### What you should do
Output all lines exactly, with nothing added or dropped.

### Input data

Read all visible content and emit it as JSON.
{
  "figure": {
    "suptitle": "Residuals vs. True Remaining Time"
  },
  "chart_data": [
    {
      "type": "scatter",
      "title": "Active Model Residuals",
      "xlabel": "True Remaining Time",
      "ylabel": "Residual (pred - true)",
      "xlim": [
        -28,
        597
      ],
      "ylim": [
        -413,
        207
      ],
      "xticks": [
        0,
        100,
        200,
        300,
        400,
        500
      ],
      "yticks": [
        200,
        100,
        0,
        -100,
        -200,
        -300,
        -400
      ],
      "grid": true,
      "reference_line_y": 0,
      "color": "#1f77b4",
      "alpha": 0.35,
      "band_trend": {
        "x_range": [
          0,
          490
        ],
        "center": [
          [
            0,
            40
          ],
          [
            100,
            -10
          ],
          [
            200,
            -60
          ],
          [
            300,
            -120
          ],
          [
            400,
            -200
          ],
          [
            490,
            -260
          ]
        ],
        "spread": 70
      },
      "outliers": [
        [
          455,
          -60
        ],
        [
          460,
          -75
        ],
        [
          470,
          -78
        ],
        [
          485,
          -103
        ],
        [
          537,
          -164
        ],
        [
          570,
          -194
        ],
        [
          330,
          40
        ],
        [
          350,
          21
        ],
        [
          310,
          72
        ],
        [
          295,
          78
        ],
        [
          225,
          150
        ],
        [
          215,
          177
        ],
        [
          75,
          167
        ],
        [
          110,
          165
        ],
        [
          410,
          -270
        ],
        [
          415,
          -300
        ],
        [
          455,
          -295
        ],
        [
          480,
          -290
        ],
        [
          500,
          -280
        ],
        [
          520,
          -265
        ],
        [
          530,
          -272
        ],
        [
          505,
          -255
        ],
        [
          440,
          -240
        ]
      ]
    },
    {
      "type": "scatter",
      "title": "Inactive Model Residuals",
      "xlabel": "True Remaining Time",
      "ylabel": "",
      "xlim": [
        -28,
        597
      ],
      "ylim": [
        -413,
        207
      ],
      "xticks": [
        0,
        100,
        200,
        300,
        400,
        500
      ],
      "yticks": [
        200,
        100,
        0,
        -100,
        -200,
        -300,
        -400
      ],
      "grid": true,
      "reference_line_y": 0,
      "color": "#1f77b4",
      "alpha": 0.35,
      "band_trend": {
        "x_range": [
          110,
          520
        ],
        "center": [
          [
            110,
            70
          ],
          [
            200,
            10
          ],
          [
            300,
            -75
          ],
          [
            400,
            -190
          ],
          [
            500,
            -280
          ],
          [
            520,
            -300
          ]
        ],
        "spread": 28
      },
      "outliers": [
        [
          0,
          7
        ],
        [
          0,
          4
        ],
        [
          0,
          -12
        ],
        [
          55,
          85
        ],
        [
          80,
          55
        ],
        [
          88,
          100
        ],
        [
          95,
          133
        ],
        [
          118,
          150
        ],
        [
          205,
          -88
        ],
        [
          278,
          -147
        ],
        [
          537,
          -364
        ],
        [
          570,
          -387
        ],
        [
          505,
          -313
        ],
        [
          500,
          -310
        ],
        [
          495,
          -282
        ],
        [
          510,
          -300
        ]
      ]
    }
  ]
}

### Correct response
Read all visible content and emit it as JSON.
{
  "figure": {
    "suptitle": "Residuals vs. True Remaining Time"
  },
  "chart_data": [
    {
      "type": "scatter",
      "title": "Active Model Residuals",
      "xlabel": "True Remaining Time",
      "ylabel": "Residual (pred - true)",
      "xlim": [
        -28,
        597
      ],
      "ylim": [
        -413,
        207
      ],
      "xticks": [
        0,
        100,
        200,
        300,
        400,
        500
      ],
      "yticks": [
        200,
        100,
        0,
        -100,
        -200,
        -300,
        -400
      ],
      "grid": true,
      "reference_line_y": 0,
      "color": "#1f77b4",
      "alpha": 0.35,
      "band_trend": {
        "x_range": [
          0,
          490
        ],
        "center": [
          [
            0,
            40
          ],
          [
            100,
            -10
          ],
          [
            200,
            -60
          ],
          [
            300,
            -120
          ],
          [
            400,
            -200
          ],
          [
            490,
            -260
          ]
        ],
        "spread": 70
      },
      "outliers": [
        [
          455,
          -60
        ],
        [
          460,
          -75
        ],
        [
          470,
          -78
        ],
        [
          485,
          -103
        ],
        [
          537,
          -164
        ],
        [
          570,
          -194
        ],
        [
          330,
          40
        ],
        [
          350,
          21
        ],
        [
          310,
          72
        ],
        [
          295,
          78
        ],
        [
          225,
          150
        ],
        [
          215,
          177
        ],
        [
          75,
          167
        ],
        [
          110,
          165
        ],
        [
          410,
          -270
        ],
        [
          415,
          -300
        ],
        [
          455,
          -295
        ],
        [
          480,
          -290
        ],
        [
          500,
          -280
        ],
        [
          520,
          -265
        ],
        [
          530,
          -272
        ],
        [
          505,
          -255
        ],
        [
          440,
          -240
        ]
      ]
    },
    {
      "type": "scatter",
      "title": "Inactive Model Residuals",
      "xlabel": "True Remaining Time",
      "ylabel": "",
      "xlim": [
        -28,
        597
      ],
      "ylim": [
        -413,
        207
      ],
      "xticks": [
        0,
        100,
        200,
        300,
        400,
        500
      ],
      "yticks": [
        200,
        100,
        0,
        -100,
        -200,
        -300,
        -400
      ],
      "grid": true,
      "reference_line_y": 0,
      "color": "#1f77b4",
      "alpha": 0.35,
      "band_trend": {
        "x_range": [
          110,
          520
        ],
        "center": [
          [
            110,
            70
          ],
          [
            200,
            10
          ],
          [
            300,
            -75
          ],
          [
            400,
            -190
          ],
          [
            500,
            -280
          ],
          [
            520,
            -300
          ]
        ],
        "spread": 28
      },
      "outliers": [
        [
          0,
          7
        ],
        [
          0,
          4
        ],
        [
          0,
          -12
        ],
        [
          55,
          85
        ],
        [
          80,
          55
        ],
        [
          88,
          100
        ],
        [
          95,
          133
        ],
        [
          118,
          150
        ],
        [
          205,
          -88
        ],
        [
          278,
          -147
        ],
        [
          537,
          -364
        ],
        [
          570,
          -387
        ],
        [
          505,
          -313
        ],
        [
          500,
          -310
        ],
        [
          495,
          -282
        ],
        [
          510,
          -300
        ]
      ]
    }
  ]
}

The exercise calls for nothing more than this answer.